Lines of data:
## Start

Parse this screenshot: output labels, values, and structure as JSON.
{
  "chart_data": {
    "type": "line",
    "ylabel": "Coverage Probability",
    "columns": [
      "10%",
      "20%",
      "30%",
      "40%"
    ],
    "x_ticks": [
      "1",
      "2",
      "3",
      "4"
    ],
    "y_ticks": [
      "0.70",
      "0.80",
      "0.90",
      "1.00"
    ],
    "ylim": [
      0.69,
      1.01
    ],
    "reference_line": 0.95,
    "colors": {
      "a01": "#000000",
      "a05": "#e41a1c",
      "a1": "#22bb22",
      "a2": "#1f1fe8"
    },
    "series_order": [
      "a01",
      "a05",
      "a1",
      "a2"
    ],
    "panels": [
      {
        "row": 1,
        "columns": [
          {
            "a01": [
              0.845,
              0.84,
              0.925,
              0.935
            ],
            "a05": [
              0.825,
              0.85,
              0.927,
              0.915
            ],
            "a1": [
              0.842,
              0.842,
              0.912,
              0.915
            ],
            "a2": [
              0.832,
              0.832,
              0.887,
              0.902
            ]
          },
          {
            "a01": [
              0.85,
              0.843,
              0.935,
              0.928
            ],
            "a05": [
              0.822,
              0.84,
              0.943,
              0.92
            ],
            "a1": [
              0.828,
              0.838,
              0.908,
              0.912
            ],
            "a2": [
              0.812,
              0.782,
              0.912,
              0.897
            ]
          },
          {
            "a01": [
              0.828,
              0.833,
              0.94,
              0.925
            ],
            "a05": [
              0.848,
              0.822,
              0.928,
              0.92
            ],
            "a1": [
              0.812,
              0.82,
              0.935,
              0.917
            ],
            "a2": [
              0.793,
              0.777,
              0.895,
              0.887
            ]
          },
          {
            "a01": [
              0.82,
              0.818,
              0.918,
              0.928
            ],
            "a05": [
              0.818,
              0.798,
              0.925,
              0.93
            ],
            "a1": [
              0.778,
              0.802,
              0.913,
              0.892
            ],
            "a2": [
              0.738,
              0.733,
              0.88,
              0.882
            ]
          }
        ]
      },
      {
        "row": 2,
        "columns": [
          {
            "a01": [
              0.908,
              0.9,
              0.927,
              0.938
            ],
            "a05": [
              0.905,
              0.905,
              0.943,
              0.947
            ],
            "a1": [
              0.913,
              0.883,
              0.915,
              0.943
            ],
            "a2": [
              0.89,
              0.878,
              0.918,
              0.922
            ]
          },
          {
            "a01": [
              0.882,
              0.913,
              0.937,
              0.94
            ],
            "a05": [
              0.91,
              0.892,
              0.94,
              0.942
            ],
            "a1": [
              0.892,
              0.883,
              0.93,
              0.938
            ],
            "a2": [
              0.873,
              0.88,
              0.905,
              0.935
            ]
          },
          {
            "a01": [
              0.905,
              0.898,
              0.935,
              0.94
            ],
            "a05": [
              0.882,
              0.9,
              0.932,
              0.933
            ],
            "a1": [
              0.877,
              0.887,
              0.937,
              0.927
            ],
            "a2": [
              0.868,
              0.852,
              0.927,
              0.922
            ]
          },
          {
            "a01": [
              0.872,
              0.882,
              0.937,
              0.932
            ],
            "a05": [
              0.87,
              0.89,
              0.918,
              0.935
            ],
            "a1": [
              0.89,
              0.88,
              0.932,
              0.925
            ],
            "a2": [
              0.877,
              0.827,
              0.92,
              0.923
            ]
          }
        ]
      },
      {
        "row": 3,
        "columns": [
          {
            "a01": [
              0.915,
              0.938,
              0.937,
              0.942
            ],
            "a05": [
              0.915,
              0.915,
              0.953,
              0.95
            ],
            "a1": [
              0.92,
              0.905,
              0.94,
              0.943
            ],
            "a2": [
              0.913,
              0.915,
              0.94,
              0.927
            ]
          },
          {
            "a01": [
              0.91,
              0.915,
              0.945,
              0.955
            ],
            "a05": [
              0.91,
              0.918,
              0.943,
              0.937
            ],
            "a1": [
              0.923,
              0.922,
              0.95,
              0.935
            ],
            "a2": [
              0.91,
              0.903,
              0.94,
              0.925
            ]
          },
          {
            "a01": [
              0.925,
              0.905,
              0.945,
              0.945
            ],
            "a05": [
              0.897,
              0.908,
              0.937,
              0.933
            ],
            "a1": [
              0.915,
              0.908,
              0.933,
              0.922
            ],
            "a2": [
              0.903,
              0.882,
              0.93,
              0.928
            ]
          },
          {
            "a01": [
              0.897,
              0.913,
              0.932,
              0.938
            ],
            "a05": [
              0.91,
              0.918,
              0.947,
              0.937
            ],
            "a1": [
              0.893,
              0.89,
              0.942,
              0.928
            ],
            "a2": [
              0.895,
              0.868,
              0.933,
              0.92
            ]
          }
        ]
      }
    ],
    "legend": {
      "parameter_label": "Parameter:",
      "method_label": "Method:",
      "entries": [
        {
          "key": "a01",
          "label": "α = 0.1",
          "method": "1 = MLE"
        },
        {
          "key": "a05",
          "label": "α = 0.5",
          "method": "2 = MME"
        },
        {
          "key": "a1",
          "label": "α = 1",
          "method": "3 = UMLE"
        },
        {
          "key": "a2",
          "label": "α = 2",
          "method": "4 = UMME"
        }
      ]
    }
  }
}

## End

# Exercise directions:
Retype each record exactly, leaving nothing out.

# Task solution:
Parse this screenshot: output labels, values, and structure as JSON.
{
  "chart_data": {
    "type": "line",
    "ylabel": "Coverage Probability",
    "columns": [
      "10%",
      "20%",
      "30%",
      "40%"
    ],
    "x_ticks": [
      "1",
      "2",
      "3",
      "4"
    ],
    "y_ticks": [
      "0.70",
      "0.80",
      "0.90",
      "1.00"
    ],
    "ylim": [
      0.69,
      1.01
    ],
    "reference_line": 0.95,
    "colors": {
      "a01": "#000000",
      "a05": "#e41a1c",
      "a1": "#22bb22",
      "a2": "#1f1fe8"
    },
    "series_order": [
      "a01",
      "a05",
      "a1",
      "a2"
    ],
    "panels": [
      {
        "row": 1,
        "columns": [
          {
            "a01": [
              0.845,
              0.84,
              0.925,
              0.935
            ],
            "a05": [
              0.825,
              0.85,
              0.927,
              0.915
            ],
            "a1": [
              0.842,
              0.842,
              0.912,
              0.915
            ],
            "a2": [
              0.832,
              0.832,
              0.887,
              0.902
            ]
          },
          {
            "a01": [
              0.85,
              0.843,
              0.935,
              0.928
            ],
            "a05": [
              0.822,
              0.84,
              0.943,
              0.92
            ],
            "a1": [
              0.828,
              0.838,
              0.908,
              0.912
            ],
            "a2": [
              0.812,
              0.782,
              0.912,
              0.897
            ]
          },
          {
            "a01": [
              0.828,
              0.833,
              0.94,
              0.925
            ],
            "a05": [
              0.848,
              0.822,
              0.928,
              0.92
            ],
            "a1": [
              0.812,
              0.82,
              0.935,
              0.917
            ],
            "a2": [
              0.793,
              0.777,
              0.895,
              0.887
            ]
          },
          {
            "a01": [
              0.82,
              0.818,
              0.918,
              0.928
            ],
            "a05": [
              0.818,
              0.798,
              0.925,
              0.93
            ],
            "a1": [
              0.778,
              0.802,
              0.913,
              0.892
            ],
            "a2": [
              0.738,
              0.733,
              0.88,
              0.882
            ]
          }
        ]
      },
      {
        "row": 2,
        "columns": [
          {
            "a01": [
              0.908,
              0.9,
              0.927,
              0.938
            ],
            "a05": [
              0.905,
              0.905,
              0.943,
              0.947
            ],
            "a1": [
              0.913,
              0.883,
              0.915,
              0.943
            ],
            "a2": [
              0.89,
              0.878,
              0.918,
              0.922
            ]
          },
          {
            "a01": [
              0.882,
              0.913,
              0.937,
              0.94
            ],
            "a05": [
              0.91,
              0.892,
              0.94,
              0.942
            ],
            "a1": [
              0.892,
              0.883,
              0.93,
              0.938
            ],
            "a2": [
              0.873,
              0.88,
              0.905,
              0.935
            ]
          },
          {
            "a01": [
              0.905,
              0.898,
              0.935,
              0.94
            ],
            "a05": [
              0.882,
              0.9,
              0.932,
              0.933
            ],
            "a1": [
              0.877,
              0.887,
              0.937,
              0.927
            ],
            "a2": [
              0.868,
              0.852,
              0.927,
              0.922
            ]
          },
          {
            "a01": [
              0.872,
              0.882,
              0.937,
              0.932
            ],
            "a05": [
              0.87,
              0.89,
              0.918,
              0.935
            ],
            "a1": [
              0.89,
              0.88,
              0.932,
              0.925
            ],
            "a2": [
              0.877,
              0.827,
              0.92,
              0.923
            ]
          }
        ]
      },
      {
        "row": 3,
        "columns": [
          {
            "a01": [
              0.915,
              0.938,
              0.937,
              0.942
            ],
            "a05": [
              0.915,
              0.915,
              0.953,
              0.95
            ],
            "a1": [
              0.92,
              0.905,
              0.94,
              0.943
            ],
            "a2": [
              0.913,
              0.915,
              0.94,
              0.927
            ]
          },
          {
            "a01": [
              0.91,
              0.915,
              0.945,
              0.955
            ],
            "a05": [
              0.91,
              0.918,
              0.943,
              0.937
            ],
            "a1": [
              0.923,
              0.922,
              0.95,
              0.935
            ],
            "a2": [
              0.91,
              0.903,
              0.94,
              0.925
            ]
          },
          {
            "a01": [
              0.925,
              0.905,
              0.945,
              0.945
            ],
            "a05": [
              0.897,
              0.908,
              0.937,
              0.933
            ],
            "a1": [
              0.915,
              0.908,
              0.933,
              0.922
            ],
            "a2": [
              0.903,
              0.882,
              0.93,
              0.928
            ]
          },
          {
            "a01": [
              0.897,
              0.913,
              0.932,
              0.938
            ],
            "a05": [
              0.91,
              0.918,
              0.947,
              0.937
            ],
            "a1": [
              0.893,
              0.89,
              0.942,
              0.928
            ],
            "a2": [
              0.895,
              0.868,
              0.933,
              0.92
            ]
          }
        ]
      }
    ],
    "legend": {
      "parameter_label": "Parameter:",
      "method_label": "Method:",
      "entries": [
        {
          "key": "a01",
          "label": "α = 0.1",
          "method": "1 = MLE"
        },
        {
          "key": "a05",
          "label": "α = 0.5",
          "method": "2 = MME"
        },
        {
          "key": "a1",
          "label": "α = 1",
          "method": "3 = UMLE"
        },
        {
          "key": "a2",
          "label": "α = 2",
          "method": "4 = UMME"
        }
      ]
    }
  }
}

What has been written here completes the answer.